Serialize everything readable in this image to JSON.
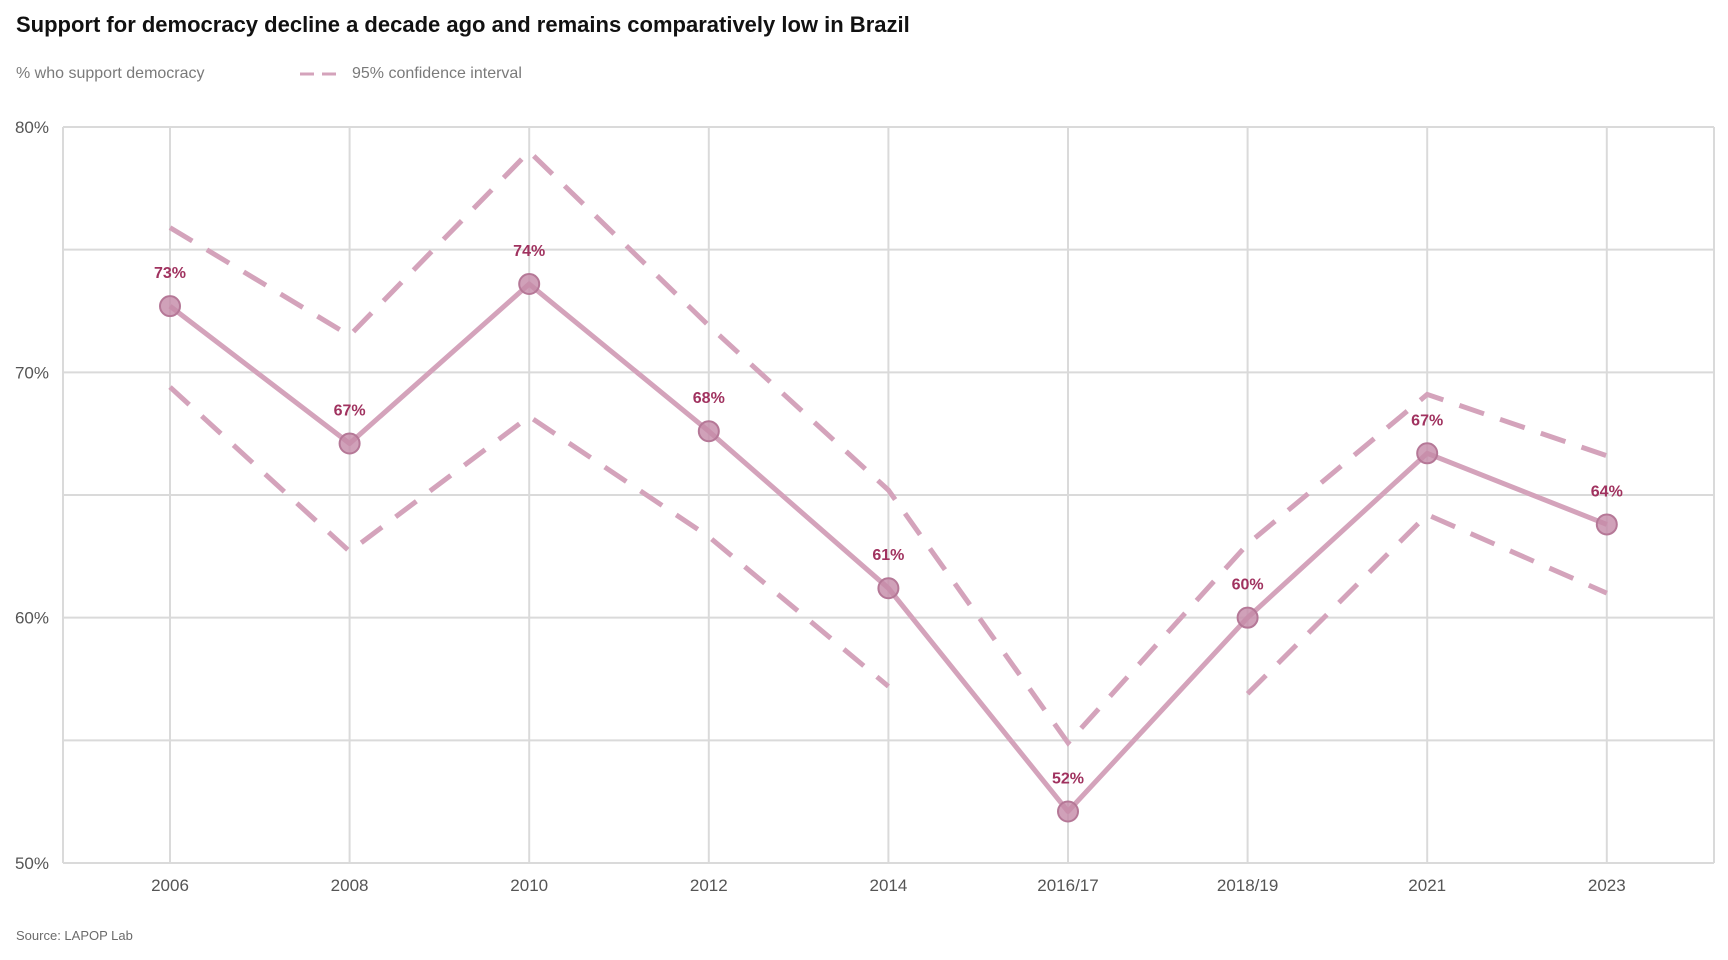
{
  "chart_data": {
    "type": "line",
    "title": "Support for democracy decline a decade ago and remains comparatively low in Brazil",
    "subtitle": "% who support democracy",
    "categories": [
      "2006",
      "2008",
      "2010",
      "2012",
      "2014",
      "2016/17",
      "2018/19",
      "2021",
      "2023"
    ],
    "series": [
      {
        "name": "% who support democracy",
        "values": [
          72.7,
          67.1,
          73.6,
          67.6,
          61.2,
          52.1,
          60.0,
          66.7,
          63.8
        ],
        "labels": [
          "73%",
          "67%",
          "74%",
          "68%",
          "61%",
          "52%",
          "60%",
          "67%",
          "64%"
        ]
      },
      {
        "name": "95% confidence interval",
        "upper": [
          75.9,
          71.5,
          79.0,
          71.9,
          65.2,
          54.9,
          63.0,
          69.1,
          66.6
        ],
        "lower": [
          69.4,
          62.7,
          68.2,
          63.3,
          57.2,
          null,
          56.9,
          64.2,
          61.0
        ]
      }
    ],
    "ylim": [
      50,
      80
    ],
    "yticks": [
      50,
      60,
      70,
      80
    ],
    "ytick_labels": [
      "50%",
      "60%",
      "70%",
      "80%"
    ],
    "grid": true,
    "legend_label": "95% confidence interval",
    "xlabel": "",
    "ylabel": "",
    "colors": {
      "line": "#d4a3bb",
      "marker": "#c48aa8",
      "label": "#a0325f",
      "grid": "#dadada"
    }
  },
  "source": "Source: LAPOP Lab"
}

——

● **GOAL**
Output the data above without changes, apart from leaving out the pictures.

● **TASK RESPONSE**
Serialize everything readable in this image to JSON.
{
  "chart_data": {
    "type": "line",
    "title": "Support for democracy decline a decade ago and remains comparatively low in Brazil",
    "subtitle": "% who support democracy",
    "categories": [
      "2006",
      "2008",
      "2010",
      "2012",
      "2014",
      "2016/17",
      "2018/19",
      "2021",
      "2023"
    ],
    "series": [
      {
        "name": "% who support democracy",
        "values": [
          72.7,
          67.1,
          73.6,
          67.6,
          61.2,
          52.1,
          60.0,
          66.7,
          63.8
        ],
        "labels": [
          "73%",
          "67%",
          "74%",
          "68%",
          "61%",
          "52%",
          "60%",
          "67%",
          "64%"
        ]
      },
      {
        "name": "95% confidence interval",
        "upper": [
          75.9,
          71.5,
          79.0,
          71.9,
          65.2,
          54.9,
          63.0,
          69.1,
          66.6
        ],
        "lower": [
          69.4,
          62.7,
          68.2,
          63.3,
          57.2,
          null,
          56.9,
          64.2,
          61.0
        ]
      }
    ],
    "ylim": [
      50,
      80
    ],
    "yticks": [
      50,
      60,
      70,
      80
    ],
    "ytick_labels": [
      "50%",
      "60%",
      "70%",
      "80%"
    ],
    "grid": true,
    "legend_label": "95% confidence interval",
    "xlabel": "",
    "ylabel": "",
    "colors": {
      "line": "#d4a3bb",
      "marker": "#c48aa8",
      "label": "#a0325f",
      "grid": "#dadada"
    }
  },
  "source": "Source: LAPOP Lab"
}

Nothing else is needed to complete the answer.